DATA SUPPLIED:
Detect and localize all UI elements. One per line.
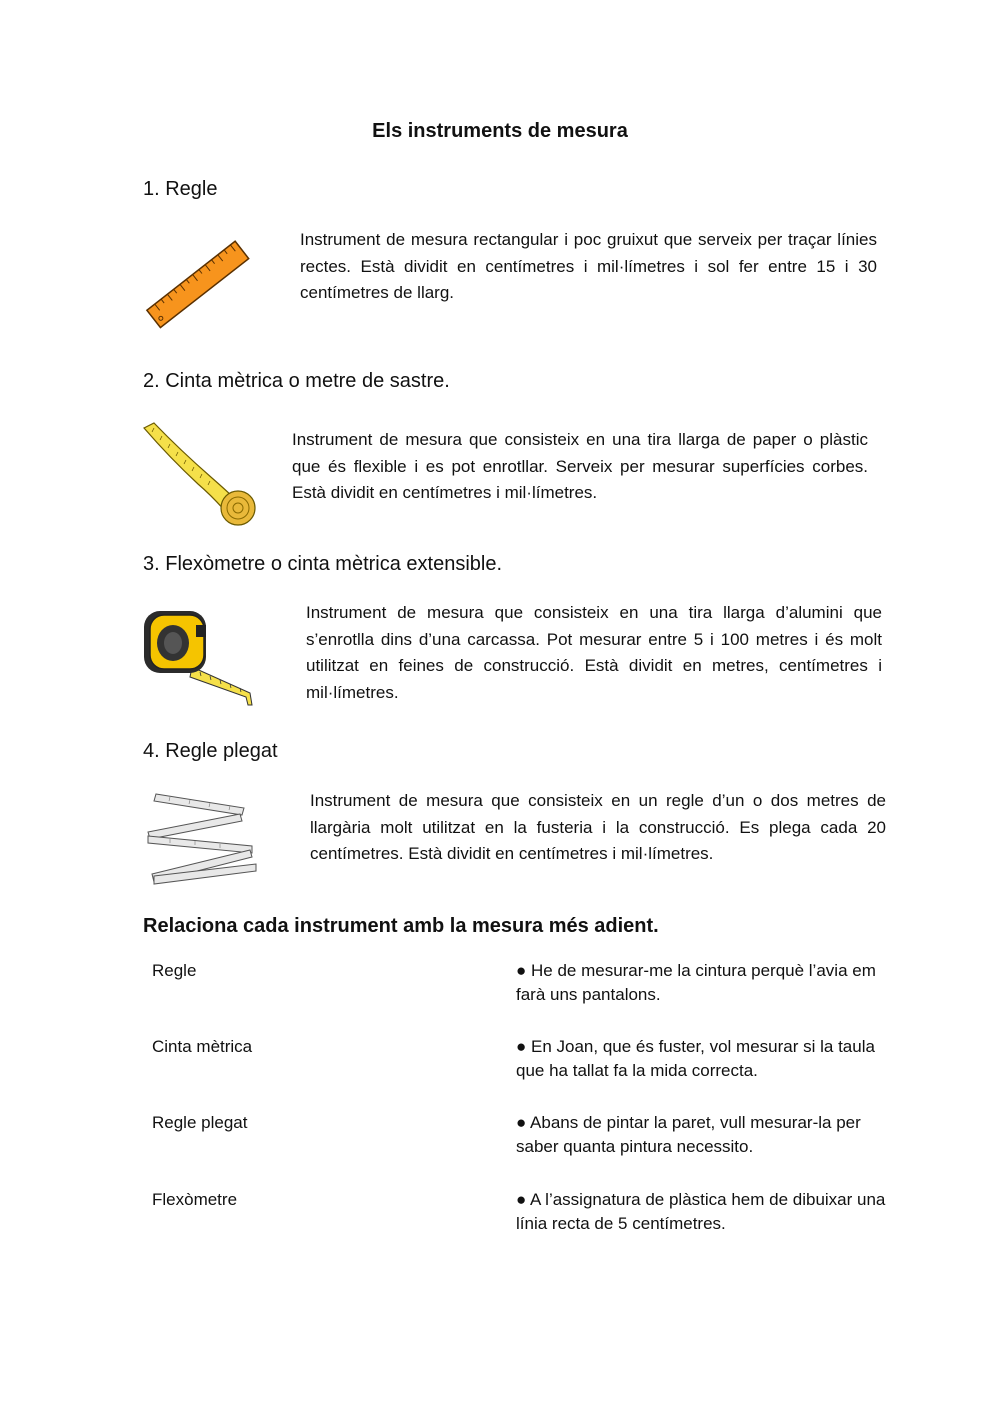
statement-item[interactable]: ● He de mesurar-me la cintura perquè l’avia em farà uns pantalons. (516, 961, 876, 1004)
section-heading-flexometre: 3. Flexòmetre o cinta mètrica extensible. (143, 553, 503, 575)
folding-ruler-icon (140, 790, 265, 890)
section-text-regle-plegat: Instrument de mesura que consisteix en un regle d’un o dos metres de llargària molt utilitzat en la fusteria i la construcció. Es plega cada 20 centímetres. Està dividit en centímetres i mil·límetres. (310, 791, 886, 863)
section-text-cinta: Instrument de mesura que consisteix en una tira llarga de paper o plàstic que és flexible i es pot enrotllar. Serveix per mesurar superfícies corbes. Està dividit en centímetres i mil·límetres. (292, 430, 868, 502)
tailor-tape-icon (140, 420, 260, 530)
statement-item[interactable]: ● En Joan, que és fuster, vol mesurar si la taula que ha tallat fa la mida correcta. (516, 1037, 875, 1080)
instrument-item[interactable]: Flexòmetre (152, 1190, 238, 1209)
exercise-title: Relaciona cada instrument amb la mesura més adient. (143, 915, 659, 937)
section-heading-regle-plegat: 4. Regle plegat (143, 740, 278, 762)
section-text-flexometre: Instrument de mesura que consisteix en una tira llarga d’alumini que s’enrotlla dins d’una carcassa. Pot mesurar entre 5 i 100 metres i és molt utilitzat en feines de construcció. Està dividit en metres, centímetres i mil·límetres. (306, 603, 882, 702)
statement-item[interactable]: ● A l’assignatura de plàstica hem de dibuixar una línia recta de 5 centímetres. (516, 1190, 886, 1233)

CHALLENGE: Rewrite the data above as a Markdown table with two columns, Row and Line, so that each line gets its own numbered row and blank lines are skipped. Leave the pictures out of the table.

TASK RESULT:
| Row | Line |
|---|---|
| 1 | Detect and localize all UI elements. One per line. |
| 2 | statement-item[interactable]: ● He de mesurar-me la cintura perquè l’avia em farà uns pantalons. (516, 961, 876, 1004) |
| 3 | section-heading-flexometre: 3. Flexòmetre o cinta mètrica extensible. (143, 553, 503, 575) |
| 4 | folding-ruler-icon (140, 790, 265, 890) |
| 5 | section-text-regle-plegat: Instrument de mesura que consisteix en un regle d’un o dos metres de llargària molt utilitzat en la fusteria i la construcció. Es plega cada 20 centímetres. Està dividit en centímetres i mil·límetres. (310, 791, 886, 863) |
| 6 | section-text-cinta: Instrument de mesura que consisteix en una tira llarga de paper o plàstic que és flexible i es pot enrotllar. Serveix per mesurar superfícies corbes. Està dividit en centímetres i mil·límetres. (292, 430, 868, 502) |
| 7 | tailor-tape-icon (140, 420, 260, 530) |
| 8 | statement-item[interactable]: ● En Joan, que és fuster, vol mesurar si la taula que ha tallat fa la mida correcta. (516, 1037, 875, 1080) |
| 9 | instrument-item[interactable]: Flexòmetre (152, 1190, 238, 1209) |
| 10 | exercise-title: Relaciona cada instrument amb la mesura més adient. (143, 915, 659, 937) |
| 11 | section-heading-regle-plegat: 4. Regle plegat (143, 740, 278, 762) |
| 12 | section-text-flexometre: Instrument de mesura que consisteix en una tira llarga d’alumini que s’enrotlla dins d’una carcassa. Pot mesurar entre 5 i 100 metres i és molt utilitzat en feines de construcció. Està dividit en metres, centímetres i mil·límetres. (306, 603, 882, 702) |
| 13 | statement-item[interactable]: ● A l’assignatura de plàstica hem de dibuixar una línia recta de 5 centímetres. (516, 1190, 886, 1233) |